STATED GOAL: Report how many lines in the listing below include the word "subtitle". Write nothing besides the number.

EXCERPTED RECORDS:
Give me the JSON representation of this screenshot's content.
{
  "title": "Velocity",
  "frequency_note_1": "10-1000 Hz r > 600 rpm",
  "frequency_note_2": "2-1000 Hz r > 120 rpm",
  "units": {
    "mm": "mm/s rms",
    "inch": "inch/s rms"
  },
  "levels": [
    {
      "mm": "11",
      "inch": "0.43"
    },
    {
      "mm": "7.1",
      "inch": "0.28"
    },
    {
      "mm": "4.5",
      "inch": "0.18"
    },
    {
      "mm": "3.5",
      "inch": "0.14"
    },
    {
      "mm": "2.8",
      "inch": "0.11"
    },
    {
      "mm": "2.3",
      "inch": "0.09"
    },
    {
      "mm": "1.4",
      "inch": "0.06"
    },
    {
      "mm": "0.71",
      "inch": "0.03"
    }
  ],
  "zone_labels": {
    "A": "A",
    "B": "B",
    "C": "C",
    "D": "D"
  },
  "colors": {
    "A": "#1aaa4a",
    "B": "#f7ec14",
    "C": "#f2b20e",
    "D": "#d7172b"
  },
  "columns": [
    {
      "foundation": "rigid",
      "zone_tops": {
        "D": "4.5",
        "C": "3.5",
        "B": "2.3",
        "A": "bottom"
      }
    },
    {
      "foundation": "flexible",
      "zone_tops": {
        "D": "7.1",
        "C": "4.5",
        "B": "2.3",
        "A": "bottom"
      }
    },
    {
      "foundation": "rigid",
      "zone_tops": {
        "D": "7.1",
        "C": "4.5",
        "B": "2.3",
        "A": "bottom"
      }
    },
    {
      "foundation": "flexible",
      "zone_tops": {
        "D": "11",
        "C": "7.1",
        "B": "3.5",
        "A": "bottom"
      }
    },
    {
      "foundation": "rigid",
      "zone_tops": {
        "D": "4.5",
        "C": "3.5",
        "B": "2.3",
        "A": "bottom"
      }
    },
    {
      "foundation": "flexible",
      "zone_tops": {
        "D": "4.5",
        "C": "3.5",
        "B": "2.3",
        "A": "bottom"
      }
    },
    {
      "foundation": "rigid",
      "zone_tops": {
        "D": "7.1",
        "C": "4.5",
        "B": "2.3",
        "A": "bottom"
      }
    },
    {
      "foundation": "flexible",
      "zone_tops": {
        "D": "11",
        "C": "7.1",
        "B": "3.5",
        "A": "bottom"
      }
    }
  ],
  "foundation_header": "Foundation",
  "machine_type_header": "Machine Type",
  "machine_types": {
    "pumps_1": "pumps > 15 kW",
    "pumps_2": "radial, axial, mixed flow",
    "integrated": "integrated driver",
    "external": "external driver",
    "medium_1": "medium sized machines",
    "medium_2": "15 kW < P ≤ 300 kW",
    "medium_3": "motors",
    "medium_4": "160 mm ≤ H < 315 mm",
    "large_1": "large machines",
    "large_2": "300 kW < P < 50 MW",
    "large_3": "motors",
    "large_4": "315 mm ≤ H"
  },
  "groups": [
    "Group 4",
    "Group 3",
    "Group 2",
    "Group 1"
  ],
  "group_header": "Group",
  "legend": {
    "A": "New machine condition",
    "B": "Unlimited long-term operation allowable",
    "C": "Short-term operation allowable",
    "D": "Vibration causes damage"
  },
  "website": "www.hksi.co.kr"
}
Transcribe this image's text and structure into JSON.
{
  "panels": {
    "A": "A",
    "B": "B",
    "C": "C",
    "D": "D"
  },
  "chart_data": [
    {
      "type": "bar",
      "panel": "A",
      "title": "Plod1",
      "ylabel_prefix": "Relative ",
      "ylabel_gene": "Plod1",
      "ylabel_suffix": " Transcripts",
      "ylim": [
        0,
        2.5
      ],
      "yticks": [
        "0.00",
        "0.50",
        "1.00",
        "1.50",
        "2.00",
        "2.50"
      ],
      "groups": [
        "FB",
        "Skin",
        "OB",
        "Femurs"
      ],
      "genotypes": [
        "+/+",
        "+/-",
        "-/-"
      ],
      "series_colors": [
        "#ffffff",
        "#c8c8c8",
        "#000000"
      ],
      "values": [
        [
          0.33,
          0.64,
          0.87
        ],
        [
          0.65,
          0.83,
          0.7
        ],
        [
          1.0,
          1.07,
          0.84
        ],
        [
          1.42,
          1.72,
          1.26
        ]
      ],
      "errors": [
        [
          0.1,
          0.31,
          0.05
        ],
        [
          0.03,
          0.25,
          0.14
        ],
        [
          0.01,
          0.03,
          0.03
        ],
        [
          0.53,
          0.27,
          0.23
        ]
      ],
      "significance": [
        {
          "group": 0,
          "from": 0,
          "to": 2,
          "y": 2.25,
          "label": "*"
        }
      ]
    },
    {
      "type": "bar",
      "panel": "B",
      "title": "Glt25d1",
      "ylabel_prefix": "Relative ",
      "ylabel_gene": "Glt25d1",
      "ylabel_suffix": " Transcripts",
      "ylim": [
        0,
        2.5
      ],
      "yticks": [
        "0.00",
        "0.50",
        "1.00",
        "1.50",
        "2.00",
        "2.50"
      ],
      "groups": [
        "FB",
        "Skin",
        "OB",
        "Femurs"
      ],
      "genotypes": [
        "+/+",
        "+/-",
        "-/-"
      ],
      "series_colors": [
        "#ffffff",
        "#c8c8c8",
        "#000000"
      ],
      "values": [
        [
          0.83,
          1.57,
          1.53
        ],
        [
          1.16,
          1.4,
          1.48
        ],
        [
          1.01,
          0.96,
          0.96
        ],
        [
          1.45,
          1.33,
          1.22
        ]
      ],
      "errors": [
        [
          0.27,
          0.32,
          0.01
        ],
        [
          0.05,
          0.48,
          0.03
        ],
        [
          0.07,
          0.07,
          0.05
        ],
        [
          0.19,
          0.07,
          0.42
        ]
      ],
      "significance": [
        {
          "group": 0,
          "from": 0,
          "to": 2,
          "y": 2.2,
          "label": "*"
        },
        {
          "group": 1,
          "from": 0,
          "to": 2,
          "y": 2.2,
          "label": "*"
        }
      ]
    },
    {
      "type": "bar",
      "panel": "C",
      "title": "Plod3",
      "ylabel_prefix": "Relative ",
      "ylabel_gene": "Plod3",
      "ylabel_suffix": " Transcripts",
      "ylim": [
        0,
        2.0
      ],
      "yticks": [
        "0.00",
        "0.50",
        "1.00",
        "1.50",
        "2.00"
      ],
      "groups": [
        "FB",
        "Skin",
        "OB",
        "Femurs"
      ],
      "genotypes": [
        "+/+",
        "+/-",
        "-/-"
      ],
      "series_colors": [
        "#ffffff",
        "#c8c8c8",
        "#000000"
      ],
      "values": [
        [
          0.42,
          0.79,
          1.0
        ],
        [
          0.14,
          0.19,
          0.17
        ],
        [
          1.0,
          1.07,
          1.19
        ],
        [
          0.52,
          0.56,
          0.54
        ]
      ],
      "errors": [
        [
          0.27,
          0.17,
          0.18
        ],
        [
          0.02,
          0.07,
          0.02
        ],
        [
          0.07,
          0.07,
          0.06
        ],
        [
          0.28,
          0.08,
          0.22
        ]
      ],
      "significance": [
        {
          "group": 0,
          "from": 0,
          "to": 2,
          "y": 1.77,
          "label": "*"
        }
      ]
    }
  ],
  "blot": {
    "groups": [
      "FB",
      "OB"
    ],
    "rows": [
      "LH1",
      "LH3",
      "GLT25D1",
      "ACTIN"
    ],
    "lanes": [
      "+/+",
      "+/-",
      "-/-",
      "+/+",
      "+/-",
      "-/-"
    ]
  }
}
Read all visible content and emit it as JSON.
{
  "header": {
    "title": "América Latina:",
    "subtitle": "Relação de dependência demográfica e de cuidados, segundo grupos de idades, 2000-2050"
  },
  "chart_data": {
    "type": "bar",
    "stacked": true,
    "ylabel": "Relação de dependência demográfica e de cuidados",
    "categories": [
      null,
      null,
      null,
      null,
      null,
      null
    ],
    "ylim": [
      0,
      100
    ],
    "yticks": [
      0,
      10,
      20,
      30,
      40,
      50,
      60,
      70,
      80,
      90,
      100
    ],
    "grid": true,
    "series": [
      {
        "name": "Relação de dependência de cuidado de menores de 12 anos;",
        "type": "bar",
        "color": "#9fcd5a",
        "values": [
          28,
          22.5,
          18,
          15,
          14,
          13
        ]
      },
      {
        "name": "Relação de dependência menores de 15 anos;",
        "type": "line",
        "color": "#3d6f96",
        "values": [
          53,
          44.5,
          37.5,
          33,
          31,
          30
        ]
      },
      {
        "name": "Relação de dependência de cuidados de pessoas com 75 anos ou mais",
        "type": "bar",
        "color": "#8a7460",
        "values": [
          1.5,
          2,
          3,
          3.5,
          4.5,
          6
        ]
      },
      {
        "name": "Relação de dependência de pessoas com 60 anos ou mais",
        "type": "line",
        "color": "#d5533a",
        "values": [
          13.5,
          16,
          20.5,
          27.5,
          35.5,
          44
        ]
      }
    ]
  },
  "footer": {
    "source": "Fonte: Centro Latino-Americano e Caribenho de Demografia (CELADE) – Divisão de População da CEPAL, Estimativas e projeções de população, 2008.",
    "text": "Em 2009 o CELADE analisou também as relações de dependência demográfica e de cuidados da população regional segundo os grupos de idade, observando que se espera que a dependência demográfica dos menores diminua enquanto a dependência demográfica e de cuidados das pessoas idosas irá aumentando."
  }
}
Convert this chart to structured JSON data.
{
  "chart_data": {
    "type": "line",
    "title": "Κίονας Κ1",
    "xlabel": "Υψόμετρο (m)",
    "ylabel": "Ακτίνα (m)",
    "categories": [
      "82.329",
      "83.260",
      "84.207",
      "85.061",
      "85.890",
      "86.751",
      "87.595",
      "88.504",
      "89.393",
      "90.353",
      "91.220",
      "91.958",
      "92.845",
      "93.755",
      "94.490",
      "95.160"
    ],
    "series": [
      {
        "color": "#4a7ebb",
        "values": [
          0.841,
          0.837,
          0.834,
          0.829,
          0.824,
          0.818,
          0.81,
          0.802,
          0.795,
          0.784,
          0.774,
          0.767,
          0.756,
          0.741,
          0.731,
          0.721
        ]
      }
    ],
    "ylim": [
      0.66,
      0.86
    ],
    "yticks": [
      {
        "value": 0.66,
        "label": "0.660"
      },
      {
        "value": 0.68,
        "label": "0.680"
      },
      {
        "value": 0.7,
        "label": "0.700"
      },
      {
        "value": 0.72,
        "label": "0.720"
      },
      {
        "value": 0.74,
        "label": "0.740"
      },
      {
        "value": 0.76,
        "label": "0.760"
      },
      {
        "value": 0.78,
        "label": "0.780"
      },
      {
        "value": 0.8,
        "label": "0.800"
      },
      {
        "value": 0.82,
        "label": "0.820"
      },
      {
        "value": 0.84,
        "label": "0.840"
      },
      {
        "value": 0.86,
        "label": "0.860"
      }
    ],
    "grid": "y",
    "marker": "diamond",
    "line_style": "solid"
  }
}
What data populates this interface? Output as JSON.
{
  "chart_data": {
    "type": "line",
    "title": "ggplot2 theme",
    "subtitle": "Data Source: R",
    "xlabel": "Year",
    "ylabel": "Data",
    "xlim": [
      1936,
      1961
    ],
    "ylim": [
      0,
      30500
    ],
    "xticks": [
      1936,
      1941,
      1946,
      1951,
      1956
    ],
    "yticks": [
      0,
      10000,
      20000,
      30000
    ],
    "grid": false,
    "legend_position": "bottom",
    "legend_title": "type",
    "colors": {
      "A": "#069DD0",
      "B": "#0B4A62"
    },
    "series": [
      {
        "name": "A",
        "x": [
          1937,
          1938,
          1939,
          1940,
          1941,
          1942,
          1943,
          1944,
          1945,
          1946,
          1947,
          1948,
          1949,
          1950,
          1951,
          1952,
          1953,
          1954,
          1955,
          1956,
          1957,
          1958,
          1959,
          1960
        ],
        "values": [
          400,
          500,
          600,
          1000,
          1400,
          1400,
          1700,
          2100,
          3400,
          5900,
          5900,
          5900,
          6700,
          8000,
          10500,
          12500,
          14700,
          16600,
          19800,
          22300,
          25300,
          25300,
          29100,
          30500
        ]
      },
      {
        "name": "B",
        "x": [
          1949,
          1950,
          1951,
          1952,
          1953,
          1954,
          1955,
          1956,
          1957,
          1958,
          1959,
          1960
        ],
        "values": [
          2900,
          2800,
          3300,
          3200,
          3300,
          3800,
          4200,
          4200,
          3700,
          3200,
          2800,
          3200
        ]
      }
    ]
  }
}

CORRECT ANSWER: 2